Data in this exercise:
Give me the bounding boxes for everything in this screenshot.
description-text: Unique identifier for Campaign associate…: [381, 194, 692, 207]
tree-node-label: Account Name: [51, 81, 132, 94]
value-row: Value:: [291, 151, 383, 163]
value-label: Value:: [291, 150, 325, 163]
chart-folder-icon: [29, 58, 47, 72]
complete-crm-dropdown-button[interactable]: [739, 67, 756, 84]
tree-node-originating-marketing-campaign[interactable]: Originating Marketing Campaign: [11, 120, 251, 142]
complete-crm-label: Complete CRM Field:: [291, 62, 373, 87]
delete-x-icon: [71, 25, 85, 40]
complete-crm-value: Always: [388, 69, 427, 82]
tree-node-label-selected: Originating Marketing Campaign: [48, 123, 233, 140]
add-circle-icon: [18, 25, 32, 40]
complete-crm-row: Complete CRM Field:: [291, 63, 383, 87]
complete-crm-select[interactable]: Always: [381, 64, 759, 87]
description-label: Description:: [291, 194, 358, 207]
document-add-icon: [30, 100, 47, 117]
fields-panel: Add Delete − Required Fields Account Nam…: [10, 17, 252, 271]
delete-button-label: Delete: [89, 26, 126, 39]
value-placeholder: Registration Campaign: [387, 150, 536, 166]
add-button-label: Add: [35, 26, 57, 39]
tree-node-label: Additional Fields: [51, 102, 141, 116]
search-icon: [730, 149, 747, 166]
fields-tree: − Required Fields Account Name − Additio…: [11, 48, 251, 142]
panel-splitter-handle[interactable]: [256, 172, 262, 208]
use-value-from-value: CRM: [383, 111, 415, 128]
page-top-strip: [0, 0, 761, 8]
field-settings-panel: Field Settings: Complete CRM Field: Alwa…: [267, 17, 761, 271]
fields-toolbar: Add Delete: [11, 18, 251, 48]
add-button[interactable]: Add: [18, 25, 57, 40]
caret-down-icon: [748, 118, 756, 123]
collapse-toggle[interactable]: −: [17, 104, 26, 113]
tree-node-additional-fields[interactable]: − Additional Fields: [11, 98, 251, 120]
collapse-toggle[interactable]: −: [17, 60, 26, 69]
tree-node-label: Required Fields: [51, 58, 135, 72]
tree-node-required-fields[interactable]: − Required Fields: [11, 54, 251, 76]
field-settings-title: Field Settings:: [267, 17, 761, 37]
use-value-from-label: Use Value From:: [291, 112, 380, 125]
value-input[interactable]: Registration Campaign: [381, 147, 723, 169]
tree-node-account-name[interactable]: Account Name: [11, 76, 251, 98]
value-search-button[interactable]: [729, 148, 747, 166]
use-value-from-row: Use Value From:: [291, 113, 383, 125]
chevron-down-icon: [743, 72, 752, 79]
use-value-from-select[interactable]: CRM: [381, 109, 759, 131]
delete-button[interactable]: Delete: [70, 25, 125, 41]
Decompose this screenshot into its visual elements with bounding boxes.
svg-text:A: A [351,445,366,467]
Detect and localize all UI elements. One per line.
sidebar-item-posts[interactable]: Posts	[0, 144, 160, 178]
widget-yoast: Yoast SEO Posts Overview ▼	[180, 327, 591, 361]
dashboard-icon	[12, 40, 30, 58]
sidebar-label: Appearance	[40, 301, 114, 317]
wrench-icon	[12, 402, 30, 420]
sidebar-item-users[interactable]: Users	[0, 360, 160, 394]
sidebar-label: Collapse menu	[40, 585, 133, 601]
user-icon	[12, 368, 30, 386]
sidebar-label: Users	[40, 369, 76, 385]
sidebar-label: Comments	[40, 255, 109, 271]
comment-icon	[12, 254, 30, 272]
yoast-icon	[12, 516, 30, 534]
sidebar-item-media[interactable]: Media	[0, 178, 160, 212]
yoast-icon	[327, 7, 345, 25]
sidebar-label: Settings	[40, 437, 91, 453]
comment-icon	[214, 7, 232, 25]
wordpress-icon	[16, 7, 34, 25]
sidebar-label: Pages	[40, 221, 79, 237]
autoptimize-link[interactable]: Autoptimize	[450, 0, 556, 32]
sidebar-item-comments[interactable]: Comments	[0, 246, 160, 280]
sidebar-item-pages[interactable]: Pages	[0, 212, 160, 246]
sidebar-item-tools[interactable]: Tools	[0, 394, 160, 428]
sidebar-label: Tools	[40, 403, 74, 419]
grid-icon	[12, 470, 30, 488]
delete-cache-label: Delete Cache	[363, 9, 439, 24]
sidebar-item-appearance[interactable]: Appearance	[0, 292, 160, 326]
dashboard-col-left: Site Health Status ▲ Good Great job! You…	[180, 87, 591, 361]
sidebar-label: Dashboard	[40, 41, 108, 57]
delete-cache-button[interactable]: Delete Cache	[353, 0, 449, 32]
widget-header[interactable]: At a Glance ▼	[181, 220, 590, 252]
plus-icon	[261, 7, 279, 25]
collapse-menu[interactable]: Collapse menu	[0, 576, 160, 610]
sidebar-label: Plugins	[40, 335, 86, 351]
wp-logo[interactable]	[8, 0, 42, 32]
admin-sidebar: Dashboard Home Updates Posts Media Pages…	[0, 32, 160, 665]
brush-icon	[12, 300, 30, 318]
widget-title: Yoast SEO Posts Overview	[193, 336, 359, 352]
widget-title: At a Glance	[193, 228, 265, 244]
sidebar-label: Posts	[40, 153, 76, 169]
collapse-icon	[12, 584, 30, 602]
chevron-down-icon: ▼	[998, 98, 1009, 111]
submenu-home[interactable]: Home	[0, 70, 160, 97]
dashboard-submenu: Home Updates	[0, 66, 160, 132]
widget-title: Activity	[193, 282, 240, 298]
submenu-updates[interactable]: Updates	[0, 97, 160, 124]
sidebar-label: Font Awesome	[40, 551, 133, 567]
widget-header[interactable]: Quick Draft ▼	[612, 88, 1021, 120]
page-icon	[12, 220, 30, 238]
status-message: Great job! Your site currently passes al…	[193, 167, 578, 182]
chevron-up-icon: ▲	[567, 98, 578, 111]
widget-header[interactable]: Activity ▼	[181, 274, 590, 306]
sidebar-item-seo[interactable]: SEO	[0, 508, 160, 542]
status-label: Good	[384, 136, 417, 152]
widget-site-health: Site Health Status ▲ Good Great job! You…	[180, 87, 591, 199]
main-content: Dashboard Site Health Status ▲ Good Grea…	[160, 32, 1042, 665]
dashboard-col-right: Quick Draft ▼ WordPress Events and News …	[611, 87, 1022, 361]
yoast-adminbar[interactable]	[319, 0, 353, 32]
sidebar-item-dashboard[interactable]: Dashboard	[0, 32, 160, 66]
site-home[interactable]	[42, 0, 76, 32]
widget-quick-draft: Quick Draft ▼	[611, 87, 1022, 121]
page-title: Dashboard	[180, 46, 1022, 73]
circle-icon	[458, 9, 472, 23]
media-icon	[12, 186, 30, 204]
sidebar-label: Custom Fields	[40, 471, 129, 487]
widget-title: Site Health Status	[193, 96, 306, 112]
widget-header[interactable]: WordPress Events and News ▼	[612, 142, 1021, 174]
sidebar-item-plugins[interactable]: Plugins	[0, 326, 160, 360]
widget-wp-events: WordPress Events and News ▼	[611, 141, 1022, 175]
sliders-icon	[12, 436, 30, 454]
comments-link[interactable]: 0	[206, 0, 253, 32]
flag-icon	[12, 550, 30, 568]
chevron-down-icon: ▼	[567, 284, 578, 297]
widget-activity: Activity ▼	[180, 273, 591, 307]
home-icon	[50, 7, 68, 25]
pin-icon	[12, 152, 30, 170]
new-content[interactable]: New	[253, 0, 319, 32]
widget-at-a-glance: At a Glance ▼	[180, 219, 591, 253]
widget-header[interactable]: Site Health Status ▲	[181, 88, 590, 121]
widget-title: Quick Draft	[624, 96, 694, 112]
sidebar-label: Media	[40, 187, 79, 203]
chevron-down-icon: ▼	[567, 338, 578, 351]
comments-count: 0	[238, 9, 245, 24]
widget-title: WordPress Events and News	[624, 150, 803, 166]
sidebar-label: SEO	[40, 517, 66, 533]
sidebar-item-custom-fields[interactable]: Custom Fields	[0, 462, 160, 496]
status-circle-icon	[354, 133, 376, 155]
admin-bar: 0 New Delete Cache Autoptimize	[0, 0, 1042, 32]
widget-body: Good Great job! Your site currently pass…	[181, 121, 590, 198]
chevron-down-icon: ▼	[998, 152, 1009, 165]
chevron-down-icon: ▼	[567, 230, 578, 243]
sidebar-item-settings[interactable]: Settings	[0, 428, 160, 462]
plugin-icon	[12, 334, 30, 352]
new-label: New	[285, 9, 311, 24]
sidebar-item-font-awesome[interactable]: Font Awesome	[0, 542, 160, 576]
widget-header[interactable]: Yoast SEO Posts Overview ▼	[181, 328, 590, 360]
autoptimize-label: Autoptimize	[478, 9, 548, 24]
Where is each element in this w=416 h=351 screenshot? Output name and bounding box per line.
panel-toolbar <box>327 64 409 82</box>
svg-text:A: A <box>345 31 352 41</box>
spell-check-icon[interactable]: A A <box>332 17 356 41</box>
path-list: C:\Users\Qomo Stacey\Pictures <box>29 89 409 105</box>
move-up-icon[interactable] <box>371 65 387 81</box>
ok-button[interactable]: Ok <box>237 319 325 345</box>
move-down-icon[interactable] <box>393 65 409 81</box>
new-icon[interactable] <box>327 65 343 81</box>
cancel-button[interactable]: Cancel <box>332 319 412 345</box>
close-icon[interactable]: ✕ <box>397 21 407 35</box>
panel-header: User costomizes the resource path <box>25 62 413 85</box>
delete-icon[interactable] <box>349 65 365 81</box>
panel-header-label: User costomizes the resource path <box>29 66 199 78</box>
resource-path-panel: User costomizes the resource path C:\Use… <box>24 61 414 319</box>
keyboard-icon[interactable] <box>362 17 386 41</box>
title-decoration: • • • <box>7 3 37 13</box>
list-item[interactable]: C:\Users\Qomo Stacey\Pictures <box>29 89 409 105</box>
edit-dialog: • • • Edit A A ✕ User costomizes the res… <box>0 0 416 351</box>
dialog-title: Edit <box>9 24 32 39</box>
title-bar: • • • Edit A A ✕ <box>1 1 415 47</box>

Task requirements: Present the data, from its first line up to and including the line with "tree-node-label: Required Fields: [51, 58, 135, 72]", as a Markdown table with the columns Row and Line, leaving out blank lines.

Written reply:
| Row | Line |
|---|---|
| 1 | Give me the bounding boxes for everything in this screenshot. |
| 2 | description-text: Unique identifier for Campaign associate…: [381, 194, 692, 207] |
| 3 | tree-node-label: Account Name: [51, 81, 132, 94] |
| 4 | value-row: Value:: [291, 151, 383, 163] |
| 5 | value-label: Value:: [291, 150, 325, 163] |
| 6 | chart-folder-icon: [29, 58, 47, 72] |
| 7 | complete-crm-dropdown-button[interactable]: [739, 67, 756, 84] |
| 8 | tree-node-originating-marketing-campaign[interactable]: Originating Marketing Campaign: [11, 120, 251, 142] |
| 9 | complete-crm-label: Complete CRM Field:: [291, 62, 373, 87] |
| 10 | delete-x-icon: [71, 25, 85, 40] |
| 11 | complete-crm-value: Always: [388, 69, 427, 82] |
| 12 | tree-node-label-selected: Originating Marketing Campaign: [48, 123, 233, 140] |
| 13 | add-circle-icon: [18, 25, 32, 40] |
| 14 | complete-crm-row: Complete CRM Field:: [291, 63, 383, 87] |
| 15 | complete-crm-select[interactable]: Always: [381, 64, 759, 87] |
| 16 | description-label: Description:: [291, 194, 358, 207] |
| 17 | document-add-icon: [30, 100, 47, 117] |
| 18 | fields-panel: Add Delete − Required Fields Account Nam…: [10, 17, 252, 271] |
| 19 | delete-button-label: Delete: [89, 26, 126, 39] |
| 20 | value-placeholder: Registration Campaign: [387, 150, 536, 166] |
| 21 | add-button-label: Add: [35, 26, 57, 39] |
| 22 | tree-node-label: Additional Fields: [51, 102, 141, 116] |
| 23 | search-icon: [730, 149, 747, 166] |
| 24 | fields-tree: − Required Fields Account Name − Additio…: [11, 48, 251, 142] |
| 25 | panel-splitter-handle[interactable]: [256, 172, 262, 208] |
| 26 | use-value-from-value: CRM: [383, 111, 415, 128] |
| 27 | page-top-strip: [0, 0, 761, 8] |
| 28 | field-settings-panel: Field Settings: Complete CRM Field: Alwa…: [267, 17, 761, 271] |
| 29 | fields-toolbar: Add Delete: [11, 18, 251, 48] |
| 30 | add-button[interactable]: Add: [18, 25, 57, 40] |
| 31 | caret-down-icon: [748, 118, 756, 123] |
| 32 | collapse-toggle[interactable]: −: [17, 104, 26, 113] |
| 33 | tree-node-additional-fields[interactable]: − Additional Fields: [11, 98, 251, 120] |
| 34 | collapse-toggle[interactable]: −: [17, 60, 26, 69] |
| 35 | tree-node-label: Required Fields: [51, 58, 135, 72] |